EXERCISE AIM: Pictures stay out of your copy, but everything else in the records below must be repeated exactly.

RECORD EXTRACTS:

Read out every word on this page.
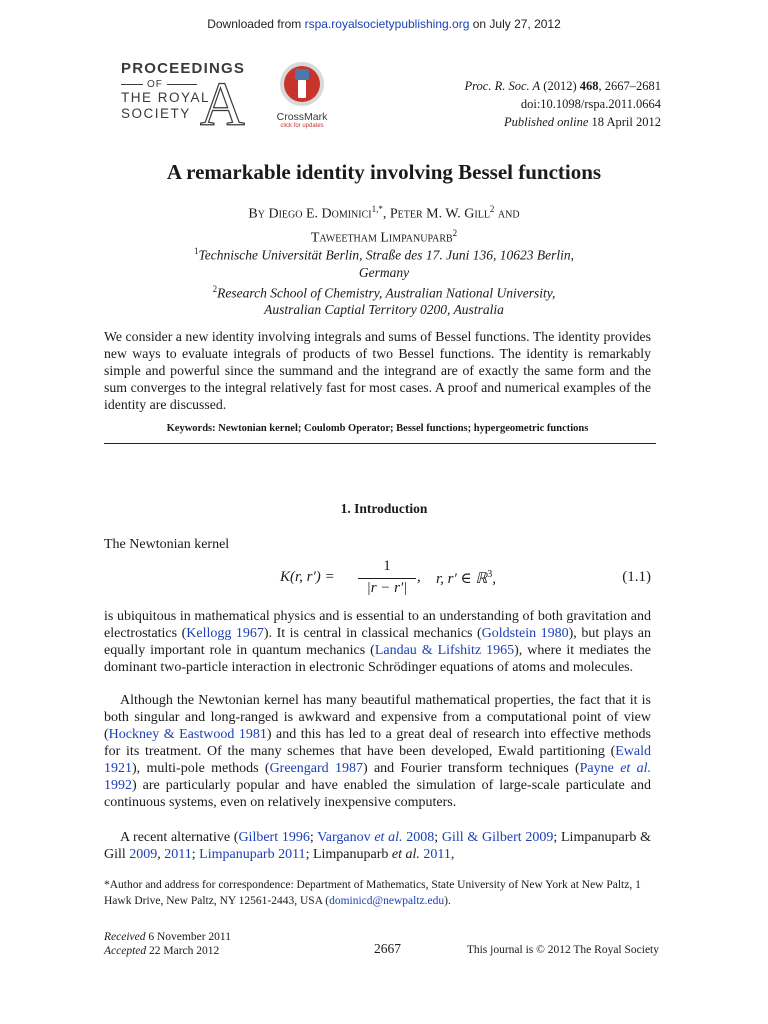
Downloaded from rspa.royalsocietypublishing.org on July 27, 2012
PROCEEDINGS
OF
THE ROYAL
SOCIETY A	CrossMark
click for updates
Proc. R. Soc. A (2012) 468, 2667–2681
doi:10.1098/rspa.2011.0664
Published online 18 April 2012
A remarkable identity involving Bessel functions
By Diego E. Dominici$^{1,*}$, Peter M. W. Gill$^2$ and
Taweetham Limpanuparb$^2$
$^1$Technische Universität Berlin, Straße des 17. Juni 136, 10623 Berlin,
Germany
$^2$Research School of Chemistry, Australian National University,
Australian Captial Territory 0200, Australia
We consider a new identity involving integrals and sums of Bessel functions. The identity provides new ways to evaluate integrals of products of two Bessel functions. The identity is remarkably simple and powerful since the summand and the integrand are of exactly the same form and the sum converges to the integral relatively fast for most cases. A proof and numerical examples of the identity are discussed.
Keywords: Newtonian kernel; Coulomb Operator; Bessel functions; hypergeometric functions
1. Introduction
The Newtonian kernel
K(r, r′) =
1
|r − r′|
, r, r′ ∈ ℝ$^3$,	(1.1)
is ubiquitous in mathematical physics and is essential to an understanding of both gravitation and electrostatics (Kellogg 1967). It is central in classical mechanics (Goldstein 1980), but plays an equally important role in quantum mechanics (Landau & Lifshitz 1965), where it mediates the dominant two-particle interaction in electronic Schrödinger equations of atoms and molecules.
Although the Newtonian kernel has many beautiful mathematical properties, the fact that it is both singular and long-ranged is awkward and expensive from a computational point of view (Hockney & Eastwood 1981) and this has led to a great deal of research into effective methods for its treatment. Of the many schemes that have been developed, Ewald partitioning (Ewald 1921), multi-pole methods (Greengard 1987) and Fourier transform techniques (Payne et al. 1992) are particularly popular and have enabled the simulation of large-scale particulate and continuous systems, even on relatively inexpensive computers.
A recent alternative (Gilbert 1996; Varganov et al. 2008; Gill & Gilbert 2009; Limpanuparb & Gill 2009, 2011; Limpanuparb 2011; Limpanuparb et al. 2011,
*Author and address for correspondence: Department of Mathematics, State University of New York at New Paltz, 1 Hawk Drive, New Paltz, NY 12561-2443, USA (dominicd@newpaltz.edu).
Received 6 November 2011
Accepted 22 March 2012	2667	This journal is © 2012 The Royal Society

REPLY:
Read out every word on this page.
Downloaded from rspa.royalsocietypublishing.org on July 27, 2012
PROCEEDINGS
OF
THE ROYAL
SOCIETY A	CrossMark
click for updates
Proc. R. Soc. A (2012) 468, 2667–2681
doi:10.1098/rspa.2011.0664
Published online 18 April 2012
A remarkable identity involving Bessel functions
By Diego E. Dominici$^{1,*}$, Peter M. W. Gill$^2$ and
Taweetham Limpanuparb$^2$
$^1$Technische Universität Berlin, Straße des 17. Juni 136, 10623 Berlin,
Germany
$^2$Research School of Chemistry, Australian National University,
Australian Captial Territory 0200, Australia
We consider a new identity involving integrals and sums of Bessel functions. The identity provides new ways to evaluate integrals of products of two Bessel functions. The identity is remarkably simple and powerful since the summand and the integrand are of exactly the same form and the sum converges to the integral relatively fast for most cases. A proof and numerical examples of the identity are discussed.
Keywords: Newtonian kernel; Coulomb Operator; Bessel functions; hypergeometric functions
1. Introduction
The Newtonian kernel
K(r, r′) =
1
|r − r′|
, r, r′ ∈ ℝ$^3$,	(1.1)
is ubiquitous in mathematical physics and is essential to an understanding of both gravitation and electrostatics (Kellogg 1967). It is central in classical mechanics (Goldstein 1980), but plays an equally important role in quantum mechanics (Landau & Lifshitz 1965), where it mediates the dominant two-particle interaction in electronic Schrödinger equations of atoms and molecules.
Although the Newtonian kernel has many beautiful mathematical properties, the fact that it is both singular and long-ranged is awkward and expensive from a computational point of view (Hockney & Eastwood 1981) and this has led to a great deal of research into effective methods for its treatment. Of the many schemes that have been developed, Ewald partitioning (Ewald 1921), multi-pole methods (Greengard 1987) and Fourier transform techniques (Payne et al. 1992) are particularly popular and have enabled the simulation of large-scale particulate and continuous systems, even on relatively inexpensive computers.
A recent alternative (Gilbert 1996; Varganov et al. 2008; Gill & Gilbert 2009; Limpanuparb & Gill 2009, 2011; Limpanuparb 2011; Limpanuparb et al. 2011,
*Author and address for correspondence: Department of Mathematics, State University of New York at New Paltz, 1 Hawk Drive, New Paltz, NY 12561-2443, USA (dominicd@newpaltz.edu).
Received 6 November 2011
Accepted 22 March 2012	2667	This journal is © 2012 The Royal Society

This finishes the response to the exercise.